行動制御回路の障害と再編

伊佐 正(京都大学/生理学研究所)

「脳・脊髄損傷後の機能回復過程における神経回路の動的変容」

環境の変化に適応するための脳の大規模回路での機能再編機構に興味があります。このような大規模な再編が顕著に起きる最も典型的な事例は脳や脊髄損傷後の機能回復過程です。ひとつは、マカクザルでの頚髄レベルでの皮質脊髄路の損傷です。この場合、訓練によって数週間で手指の巧緻運動が顕著に回復しますが、その際に回復初期から回復安定期にかけて大規模な神経回路の再編が脊髄だけでなく、大脳皮質の運動関連領野、さらには側坐核などの辺縁系と運動関連領野を巡る回路でも起こります。また、一次視覚野損傷後、視覚的意識が障害されるにもかかわらず、盲になった視野の対象に対して上肢を伸ばす、視線を向けるといった行動が可能であるという「盲視」という興味深い問題についても、サルを用いて研究してきました。この場合は外側膝状体から一次視覚野に至る経路に代います。このような現象をこれまではPETなどの脳機能イメージングとムシモルなどを用いた可逆的機能阻害法を組み合わせて因果律を実証するかたちで進めてきました。今回の新学術研究「適応回路シフト」ではこれまでのパラダイムをさらに一層進めて、全脳型皮質脳波(ECoG)電極とMRIを組み合わせたような大規模神経活動記録とそれによって得られるビッグデータを解析して因果性を抽出して仮説を立てることと、脳科学研究戦略推進プログラムで小林和人先生、渡邉大先生と共同で開発したウィルスベクター2重感染法による経路選択的伝達阻害法を組み合わせることで、これらの大規模な神経回路の機能シフトが起きる「メカニズム」に迫りたいと考えています。特に、ウィルスベクターを用いた特定回路の機能操作法は今後重要な鍵となると考えており、現在も日進月歩で技術改変を行っており、最近では従来の破傷風毒素の発現による神経伝達阻害だけでなく、チャネルロドプシンをウィルスベクターのみを用いて経路選択的に発現させ、経路選択的光遺伝学的活性化にも成功しました。このようにして、本班での研究により、これまで「群盲象を撫でる」と言われても仕方のなかったような脳科学に大きなパラダイムシフトを引き起こしたいと考えています。

──────

__作業内容__:
ページ抜粋から次の一文を英語に翻訳してください:「このような大規模な再編が顕著に起きる最も典型的な事例は脳や脊髄損傷後の機能回復過程です。」

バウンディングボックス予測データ
──────

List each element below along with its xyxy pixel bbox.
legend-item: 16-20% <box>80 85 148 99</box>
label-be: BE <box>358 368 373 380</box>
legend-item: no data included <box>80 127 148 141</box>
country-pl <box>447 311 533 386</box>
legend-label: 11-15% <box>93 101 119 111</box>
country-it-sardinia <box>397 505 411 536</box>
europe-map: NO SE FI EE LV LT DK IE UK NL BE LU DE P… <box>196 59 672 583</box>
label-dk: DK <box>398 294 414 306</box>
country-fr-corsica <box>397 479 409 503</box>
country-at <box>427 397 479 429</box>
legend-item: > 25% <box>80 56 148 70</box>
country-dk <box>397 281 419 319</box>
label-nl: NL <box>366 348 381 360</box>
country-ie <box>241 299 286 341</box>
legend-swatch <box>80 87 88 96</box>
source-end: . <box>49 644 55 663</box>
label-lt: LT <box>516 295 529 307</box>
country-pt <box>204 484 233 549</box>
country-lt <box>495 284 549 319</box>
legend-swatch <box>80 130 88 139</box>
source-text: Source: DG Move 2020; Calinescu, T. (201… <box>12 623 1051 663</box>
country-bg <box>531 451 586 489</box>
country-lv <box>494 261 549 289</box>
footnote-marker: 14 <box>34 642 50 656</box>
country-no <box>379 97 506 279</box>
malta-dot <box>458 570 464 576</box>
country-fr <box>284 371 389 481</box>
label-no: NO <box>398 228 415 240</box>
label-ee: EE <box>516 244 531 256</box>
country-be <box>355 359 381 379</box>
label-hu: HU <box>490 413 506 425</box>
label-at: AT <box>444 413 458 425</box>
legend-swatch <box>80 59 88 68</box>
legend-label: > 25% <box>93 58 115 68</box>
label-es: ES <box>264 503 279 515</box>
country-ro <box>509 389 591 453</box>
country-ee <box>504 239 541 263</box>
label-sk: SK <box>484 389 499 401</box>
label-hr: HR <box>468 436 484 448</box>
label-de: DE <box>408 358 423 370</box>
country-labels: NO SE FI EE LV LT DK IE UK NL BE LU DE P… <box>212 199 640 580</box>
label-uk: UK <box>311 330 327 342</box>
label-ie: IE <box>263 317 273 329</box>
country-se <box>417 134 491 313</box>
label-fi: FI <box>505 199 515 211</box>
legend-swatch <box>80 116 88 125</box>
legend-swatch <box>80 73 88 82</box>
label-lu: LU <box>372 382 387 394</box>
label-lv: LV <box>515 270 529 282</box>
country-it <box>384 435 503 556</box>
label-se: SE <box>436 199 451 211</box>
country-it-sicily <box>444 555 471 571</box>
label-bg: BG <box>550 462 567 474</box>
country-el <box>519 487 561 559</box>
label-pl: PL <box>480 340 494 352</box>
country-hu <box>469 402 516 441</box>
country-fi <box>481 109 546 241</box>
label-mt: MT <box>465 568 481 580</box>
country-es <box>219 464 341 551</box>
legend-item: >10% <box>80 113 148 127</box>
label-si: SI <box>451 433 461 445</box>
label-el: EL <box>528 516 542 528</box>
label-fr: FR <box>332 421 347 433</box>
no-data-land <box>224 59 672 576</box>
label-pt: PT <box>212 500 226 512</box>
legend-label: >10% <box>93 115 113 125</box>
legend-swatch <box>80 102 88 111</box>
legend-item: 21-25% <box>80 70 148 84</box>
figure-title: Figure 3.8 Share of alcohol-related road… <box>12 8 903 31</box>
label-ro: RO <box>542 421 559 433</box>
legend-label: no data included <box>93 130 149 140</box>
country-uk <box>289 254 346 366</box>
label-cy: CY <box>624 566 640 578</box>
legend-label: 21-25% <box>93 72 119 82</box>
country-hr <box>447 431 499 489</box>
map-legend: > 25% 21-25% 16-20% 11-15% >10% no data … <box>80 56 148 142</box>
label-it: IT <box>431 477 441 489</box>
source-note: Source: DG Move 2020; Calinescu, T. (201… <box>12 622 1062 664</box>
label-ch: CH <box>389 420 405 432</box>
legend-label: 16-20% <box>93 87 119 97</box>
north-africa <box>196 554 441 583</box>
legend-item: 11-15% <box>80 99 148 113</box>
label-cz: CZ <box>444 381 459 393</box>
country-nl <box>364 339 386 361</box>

──────

__解答__:
The most typical case in which such large-scale reorganization occurs prominently is the process of functional recovery after brain or spinal cord injury.